● **Task prompt**:
The entries that follow should be written out exactly.
──────────────────────────────
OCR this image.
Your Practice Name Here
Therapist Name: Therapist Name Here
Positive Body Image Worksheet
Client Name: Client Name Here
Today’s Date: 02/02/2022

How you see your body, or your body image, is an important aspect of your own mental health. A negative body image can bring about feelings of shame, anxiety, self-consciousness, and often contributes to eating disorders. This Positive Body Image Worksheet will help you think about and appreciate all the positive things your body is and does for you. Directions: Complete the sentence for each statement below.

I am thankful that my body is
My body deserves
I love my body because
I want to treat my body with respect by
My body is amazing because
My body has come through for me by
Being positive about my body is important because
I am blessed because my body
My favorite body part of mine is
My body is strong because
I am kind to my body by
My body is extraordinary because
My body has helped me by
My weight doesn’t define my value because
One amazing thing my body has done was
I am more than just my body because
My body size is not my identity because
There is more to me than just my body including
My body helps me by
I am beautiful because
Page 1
──────────────────────────────
● **Exercise output**:
OCR this image.
Your Practice Name Here
Therapist Name: Therapist Name Here
Positive Body Image Worksheet
Client Name: Client Name Here
Today’s Date: 02/02/2022

How you see your body, or your body image, is an important aspect of your own mental health. A negative body image can bring about feelings of shame, anxiety, self-consciousness, and often contributes to eating disorders. This Positive Body Image Worksheet will help you think about and appreciate all the positive things your body is and does for you. Directions: Complete the sentence for each statement below.

I am thankful that my body is
My body deserves
I love my body because
I want to treat my body with respect by
My body is amazing because
My body has come through for me by
Being positive about my body is important because
I am blessed because my body
My favorite body part of mine is
My body is strong because
I am kind to my body by
My body is extraordinary because
My body has helped me by
My weight doesn’t define my value because
One amazing thing my body has done was
I am more than just my body because
My body size is not my identity because
There is more to me than just my body including
My body helps me by
I am beautiful because
Page 1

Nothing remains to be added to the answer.